--- START OF SUPPLIED DATA ---
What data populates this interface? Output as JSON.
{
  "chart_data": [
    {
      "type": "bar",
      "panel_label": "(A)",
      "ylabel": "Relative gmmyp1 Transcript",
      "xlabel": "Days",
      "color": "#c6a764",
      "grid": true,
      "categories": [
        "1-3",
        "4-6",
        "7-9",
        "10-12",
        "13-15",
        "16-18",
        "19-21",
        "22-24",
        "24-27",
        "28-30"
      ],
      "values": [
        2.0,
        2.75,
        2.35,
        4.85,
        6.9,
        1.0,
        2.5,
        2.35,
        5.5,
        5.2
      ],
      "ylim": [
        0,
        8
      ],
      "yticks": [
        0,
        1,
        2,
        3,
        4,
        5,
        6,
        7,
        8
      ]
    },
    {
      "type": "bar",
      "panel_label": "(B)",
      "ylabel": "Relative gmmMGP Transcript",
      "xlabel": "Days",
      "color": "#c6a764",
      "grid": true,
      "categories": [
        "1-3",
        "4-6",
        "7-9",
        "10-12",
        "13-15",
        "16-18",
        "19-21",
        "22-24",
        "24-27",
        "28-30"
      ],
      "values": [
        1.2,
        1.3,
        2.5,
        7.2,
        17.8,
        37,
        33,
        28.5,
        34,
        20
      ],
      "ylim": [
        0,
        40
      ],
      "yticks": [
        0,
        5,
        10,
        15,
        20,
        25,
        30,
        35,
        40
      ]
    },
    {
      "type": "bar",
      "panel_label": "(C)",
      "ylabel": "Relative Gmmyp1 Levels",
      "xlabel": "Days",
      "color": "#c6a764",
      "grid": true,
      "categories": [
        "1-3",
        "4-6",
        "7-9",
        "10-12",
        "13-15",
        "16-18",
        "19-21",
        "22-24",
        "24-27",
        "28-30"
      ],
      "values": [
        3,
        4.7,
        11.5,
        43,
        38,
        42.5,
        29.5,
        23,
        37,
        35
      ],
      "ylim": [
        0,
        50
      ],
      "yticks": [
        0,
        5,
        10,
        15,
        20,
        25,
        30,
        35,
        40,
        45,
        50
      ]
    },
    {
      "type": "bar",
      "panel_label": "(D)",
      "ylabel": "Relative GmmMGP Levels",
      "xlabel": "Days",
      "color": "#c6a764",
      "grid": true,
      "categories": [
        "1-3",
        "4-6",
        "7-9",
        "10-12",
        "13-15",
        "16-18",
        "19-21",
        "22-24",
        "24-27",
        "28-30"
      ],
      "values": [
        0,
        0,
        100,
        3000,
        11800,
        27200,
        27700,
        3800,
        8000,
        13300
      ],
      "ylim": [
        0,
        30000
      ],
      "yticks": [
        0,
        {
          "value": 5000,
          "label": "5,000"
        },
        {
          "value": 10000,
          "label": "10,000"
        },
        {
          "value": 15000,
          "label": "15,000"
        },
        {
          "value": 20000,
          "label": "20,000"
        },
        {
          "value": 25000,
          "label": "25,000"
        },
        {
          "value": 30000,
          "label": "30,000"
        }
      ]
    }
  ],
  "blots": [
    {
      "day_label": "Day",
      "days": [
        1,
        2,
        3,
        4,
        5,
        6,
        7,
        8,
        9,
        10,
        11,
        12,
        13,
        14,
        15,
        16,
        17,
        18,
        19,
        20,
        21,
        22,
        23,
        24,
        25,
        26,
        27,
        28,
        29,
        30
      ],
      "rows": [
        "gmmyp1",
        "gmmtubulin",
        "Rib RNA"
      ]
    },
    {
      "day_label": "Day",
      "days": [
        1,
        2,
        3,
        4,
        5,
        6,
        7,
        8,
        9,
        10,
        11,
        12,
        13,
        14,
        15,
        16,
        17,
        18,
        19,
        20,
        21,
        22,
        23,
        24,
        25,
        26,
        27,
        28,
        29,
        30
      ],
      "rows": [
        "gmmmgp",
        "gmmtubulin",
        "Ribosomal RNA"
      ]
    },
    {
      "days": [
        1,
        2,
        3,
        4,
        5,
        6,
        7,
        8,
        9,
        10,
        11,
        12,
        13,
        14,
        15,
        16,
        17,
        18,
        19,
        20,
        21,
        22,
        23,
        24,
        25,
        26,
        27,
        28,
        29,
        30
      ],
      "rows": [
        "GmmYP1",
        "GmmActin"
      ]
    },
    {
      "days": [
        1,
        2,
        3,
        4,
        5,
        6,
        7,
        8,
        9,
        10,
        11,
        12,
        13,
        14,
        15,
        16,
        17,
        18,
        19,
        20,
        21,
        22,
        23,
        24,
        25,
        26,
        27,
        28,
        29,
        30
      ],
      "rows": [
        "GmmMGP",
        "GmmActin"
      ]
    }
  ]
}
--- END OF SUPPLIED DATA ---
WRITTEN TASK: Gather each line in the entries above where the string "ylabel" is found.

COMPLETED TASK:
      "ylabel": "Relative gmmyp1 Transcript",
      "ylabel": "Relative gmmMGP Transcript",
      "ylabel": "Relative Gmmyp1 Levels",
      "ylabel": "Relative GmmMGP Levels",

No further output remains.